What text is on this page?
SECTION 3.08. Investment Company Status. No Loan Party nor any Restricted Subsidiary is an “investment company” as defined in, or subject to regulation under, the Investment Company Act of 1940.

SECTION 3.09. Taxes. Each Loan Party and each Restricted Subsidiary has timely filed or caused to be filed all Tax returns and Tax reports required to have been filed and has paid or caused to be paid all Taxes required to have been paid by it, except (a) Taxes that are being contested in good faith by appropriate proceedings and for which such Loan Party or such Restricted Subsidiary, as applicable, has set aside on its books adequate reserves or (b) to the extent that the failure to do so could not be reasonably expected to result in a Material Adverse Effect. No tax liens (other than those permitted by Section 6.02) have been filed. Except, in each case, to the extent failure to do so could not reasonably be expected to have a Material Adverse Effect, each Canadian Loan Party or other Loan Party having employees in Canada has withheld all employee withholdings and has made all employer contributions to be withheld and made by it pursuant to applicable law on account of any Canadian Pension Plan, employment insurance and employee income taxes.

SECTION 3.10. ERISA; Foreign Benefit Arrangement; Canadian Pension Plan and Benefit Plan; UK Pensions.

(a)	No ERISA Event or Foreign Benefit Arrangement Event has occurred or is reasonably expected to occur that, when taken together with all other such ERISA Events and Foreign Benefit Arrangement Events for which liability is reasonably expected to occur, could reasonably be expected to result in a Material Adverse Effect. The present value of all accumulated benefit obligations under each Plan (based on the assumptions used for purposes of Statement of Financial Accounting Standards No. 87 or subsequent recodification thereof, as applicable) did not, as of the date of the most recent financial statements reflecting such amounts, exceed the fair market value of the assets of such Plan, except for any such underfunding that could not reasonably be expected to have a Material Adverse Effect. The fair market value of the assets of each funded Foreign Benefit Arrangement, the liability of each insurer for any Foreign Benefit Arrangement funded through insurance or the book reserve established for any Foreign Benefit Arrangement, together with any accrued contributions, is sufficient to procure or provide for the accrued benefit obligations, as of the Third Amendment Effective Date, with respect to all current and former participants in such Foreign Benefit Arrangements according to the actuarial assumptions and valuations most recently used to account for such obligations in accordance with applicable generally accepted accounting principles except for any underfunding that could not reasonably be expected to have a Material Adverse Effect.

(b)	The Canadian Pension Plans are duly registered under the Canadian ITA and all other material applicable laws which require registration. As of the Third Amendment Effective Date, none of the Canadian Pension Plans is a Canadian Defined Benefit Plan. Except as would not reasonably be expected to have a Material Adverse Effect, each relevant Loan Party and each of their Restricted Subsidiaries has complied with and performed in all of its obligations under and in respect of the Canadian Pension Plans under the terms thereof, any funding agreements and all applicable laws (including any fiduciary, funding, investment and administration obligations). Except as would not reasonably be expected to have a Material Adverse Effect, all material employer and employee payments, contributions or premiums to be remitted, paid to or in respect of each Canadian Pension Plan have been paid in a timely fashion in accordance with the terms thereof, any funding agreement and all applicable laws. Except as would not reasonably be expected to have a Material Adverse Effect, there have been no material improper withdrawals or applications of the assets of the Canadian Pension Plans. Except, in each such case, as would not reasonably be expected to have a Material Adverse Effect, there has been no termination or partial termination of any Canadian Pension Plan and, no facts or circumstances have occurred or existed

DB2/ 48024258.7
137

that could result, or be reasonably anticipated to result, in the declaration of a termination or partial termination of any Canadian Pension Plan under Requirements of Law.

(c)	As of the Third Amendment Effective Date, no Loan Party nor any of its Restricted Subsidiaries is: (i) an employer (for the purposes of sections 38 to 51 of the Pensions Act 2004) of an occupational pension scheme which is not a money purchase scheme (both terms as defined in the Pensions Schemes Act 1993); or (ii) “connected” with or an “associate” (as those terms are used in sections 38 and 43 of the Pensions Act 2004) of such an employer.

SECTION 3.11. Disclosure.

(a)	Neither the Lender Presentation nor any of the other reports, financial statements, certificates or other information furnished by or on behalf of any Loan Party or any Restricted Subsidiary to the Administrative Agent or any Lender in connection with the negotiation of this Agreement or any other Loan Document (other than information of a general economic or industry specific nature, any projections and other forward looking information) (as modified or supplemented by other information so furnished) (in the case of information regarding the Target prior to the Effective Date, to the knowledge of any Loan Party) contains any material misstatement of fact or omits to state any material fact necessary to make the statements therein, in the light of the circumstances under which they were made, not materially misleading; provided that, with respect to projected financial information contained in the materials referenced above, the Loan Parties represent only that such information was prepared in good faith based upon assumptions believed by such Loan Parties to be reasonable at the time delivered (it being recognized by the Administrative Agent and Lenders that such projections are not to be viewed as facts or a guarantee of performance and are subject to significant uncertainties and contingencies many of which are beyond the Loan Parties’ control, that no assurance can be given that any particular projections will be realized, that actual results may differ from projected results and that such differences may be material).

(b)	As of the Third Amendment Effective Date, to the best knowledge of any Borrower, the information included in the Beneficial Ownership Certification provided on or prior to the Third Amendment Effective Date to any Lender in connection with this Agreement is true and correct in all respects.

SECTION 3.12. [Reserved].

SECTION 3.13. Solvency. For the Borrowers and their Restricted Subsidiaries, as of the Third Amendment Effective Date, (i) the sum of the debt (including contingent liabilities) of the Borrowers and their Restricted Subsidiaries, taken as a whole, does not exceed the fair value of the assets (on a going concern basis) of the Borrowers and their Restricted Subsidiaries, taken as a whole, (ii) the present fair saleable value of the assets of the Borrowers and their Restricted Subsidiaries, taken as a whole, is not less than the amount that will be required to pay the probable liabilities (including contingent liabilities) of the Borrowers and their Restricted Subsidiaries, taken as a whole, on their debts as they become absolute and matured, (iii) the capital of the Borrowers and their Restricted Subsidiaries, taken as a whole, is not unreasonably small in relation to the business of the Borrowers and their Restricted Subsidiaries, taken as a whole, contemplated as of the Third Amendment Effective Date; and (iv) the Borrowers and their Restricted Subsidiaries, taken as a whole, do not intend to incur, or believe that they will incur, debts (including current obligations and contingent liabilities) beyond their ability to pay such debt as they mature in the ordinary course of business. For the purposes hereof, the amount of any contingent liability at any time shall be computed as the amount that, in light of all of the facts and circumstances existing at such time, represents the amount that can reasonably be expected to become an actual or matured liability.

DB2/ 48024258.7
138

**Task:**
Each entry above needs to be retyped exactly.

**Result:**
What text is on this page?
SECTION 3.08. Investment Company Status. No Loan Party nor any Restricted Subsidiary is an “investment company” as defined in, or subject to regulation under, the Investment Company Act of 1940.

SECTION 3.09. Taxes. Each Loan Party and each Restricted Subsidiary has timely filed or caused to be filed all Tax returns and Tax reports required to have been filed and has paid or caused to be paid all Taxes required to have been paid by it, except (a) Taxes that are being contested in good faith by appropriate proceedings and for which such Loan Party or such Restricted Subsidiary, as applicable, has set aside on its books adequate reserves or (b) to the extent that the failure to do so could not be reasonably expected to result in a Material Adverse Effect. No tax liens (other than those permitted by Section 6.02) have been filed. Except, in each case, to the extent failure to do so could not reasonably be expected to have a Material Adverse Effect, each Canadian Loan Party or other Loan Party having employees in Canada has withheld all employee withholdings and has made all employer contributions to be withheld and made by it pursuant to applicable law on account of any Canadian Pension Plan, employment insurance and employee income taxes.

SECTION 3.10. ERISA; Foreign Benefit Arrangement; Canadian Pension Plan and Benefit Plan; UK Pensions.

(a)	No ERISA Event or Foreign Benefit Arrangement Event has occurred or is reasonably expected to occur that, when taken together with all other such ERISA Events and Foreign Benefit Arrangement Events for which liability is reasonably expected to occur, could reasonably be expected to result in a Material Adverse Effect. The present value of all accumulated benefit obligations under each Plan (based on the assumptions used for purposes of Statement of Financial Accounting Standards No. 87 or subsequent recodification thereof, as applicable) did not, as of the date of the most recent financial statements reflecting such amounts, exceed the fair market value of the assets of such Plan, except for any such underfunding that could not reasonably be expected to have a Material Adverse Effect. The fair market value of the assets of each funded Foreign Benefit Arrangement, the liability of each insurer for any Foreign Benefit Arrangement funded through insurance or the book reserve established for any Foreign Benefit Arrangement, together with any accrued contributions, is sufficient to procure or provide for the accrued benefit obligations, as of the Third Amendment Effective Date, with respect to all current and former participants in such Foreign Benefit Arrangements according to the actuarial assumptions and valuations most recently used to account for such obligations in accordance with applicable generally accepted accounting principles except for any underfunding that could not reasonably be expected to have a Material Adverse Effect.

(b)	The Canadian Pension Plans are duly registered under the Canadian ITA and all other material applicable laws which require registration. As of the Third Amendment Effective Date, none of the Canadian Pension Plans is a Canadian Defined Benefit Plan. Except as would not reasonably be expected to have a Material Adverse Effect, each relevant Loan Party and each of their Restricted Subsidiaries has complied with and performed in all of its obligations under and in respect of the Canadian Pension Plans under the terms thereof, any funding agreements and all applicable laws (including any fiduciary, funding, investment and administration obligations). Except as would not reasonably be expected to have a Material Adverse Effect, all material employer and employee payments, contributions or premiums to be remitted, paid to or in respect of each Canadian Pension Plan have been paid in a timely fashion in accordance with the terms thereof, any funding agreement and all applicable laws. Except as would not reasonably be expected to have a Material Adverse Effect, there have been no material improper withdrawals or applications of the assets of the Canadian Pension Plans. Except, in each such case, as would not reasonably be expected to have a Material Adverse Effect, there has been no termination or partial termination of any Canadian Pension Plan and, no facts or circumstances have occurred or existed

DB2/ 48024258.7
137

that could result, or be reasonably anticipated to result, in the declaration of a termination or partial termination of any Canadian Pension Plan under Requirements of Law.

(c)	As of the Third Amendment Effective Date, no Loan Party nor any of its Restricted Subsidiaries is: (i) an employer (for the purposes of sections 38 to 51 of the Pensions Act 2004) of an occupational pension scheme which is not a money purchase scheme (both terms as defined in the Pensions Schemes Act 1993); or (ii) “connected” with or an “associate” (as those terms are used in sections 38 and 43 of the Pensions Act 2004) of such an employer.

SECTION 3.11. Disclosure.

(a)	Neither the Lender Presentation nor any of the other reports, financial statements, certificates or other information furnished by or on behalf of any Loan Party or any Restricted Subsidiary to the Administrative Agent or any Lender in connection with the negotiation of this Agreement or any other Loan Document (other than information of a general economic or industry specific nature, any projections and other forward looking information) (as modified or supplemented by other information so furnished) (in the case of information regarding the Target prior to the Effective Date, to the knowledge of any Loan Party) contains any material misstatement of fact or omits to state any material fact necessary to make the statements therein, in the light of the circumstances under which they were made, not materially misleading; provided that, with respect to projected financial information contained in the materials referenced above, the Loan Parties represent only that such information was prepared in good faith based upon assumptions believed by such Loan Parties to be reasonable at the time delivered (it being recognized by the Administrative Agent and Lenders that such projections are not to be viewed as facts or a guarantee of performance and are subject to significant uncertainties and contingencies many of which are beyond the Loan Parties’ control, that no assurance can be given that any particular projections will be realized, that actual results may differ from projected results and that such differences may be material).

(b)	As of the Third Amendment Effective Date, to the best knowledge of any Borrower, the information included in the Beneficial Ownership Certification provided on or prior to the Third Amendment Effective Date to any Lender in connection with this Agreement is true and correct in all respects.

SECTION 3.12. [Reserved].

SECTION 3.13. Solvency. For the Borrowers and their Restricted Subsidiaries, as of the Third Amendment Effective Date, (i) the sum of the debt (including contingent liabilities) of the Borrowers and their Restricted Subsidiaries, taken as a whole, does not exceed the fair value of the assets (on a going concern basis) of the Borrowers and their Restricted Subsidiaries, taken as a whole, (ii) the present fair saleable value of the assets of the Borrowers and their Restricted Subsidiaries, taken as a whole, is not less than the amount that will be required to pay the probable liabilities (including contingent liabilities) of the Borrowers and their Restricted Subsidiaries, taken as a whole, on their debts as they become absolute and matured, (iii) the capital of the Borrowers and their Restricted Subsidiaries, taken as a whole, is not unreasonably small in relation to the business of the Borrowers and their Restricted Subsidiaries, taken as a whole, contemplated as of the Third Amendment Effective Date; and (iv) the Borrowers and their Restricted Subsidiaries, taken as a whole, do not intend to incur, or believe that they will incur, debts (including current obligations and contingent liabilities) beyond their ability to pay such debt as they mature in the ordinary course of business. For the purposes hereof, the amount of any contingent liability at any time shall be computed as the amount that, in light of all of the facts and circumstances existing at such time, represents the amount that can reasonably be expected to become an actual or matured liability.

DB2/ 48024258.7
138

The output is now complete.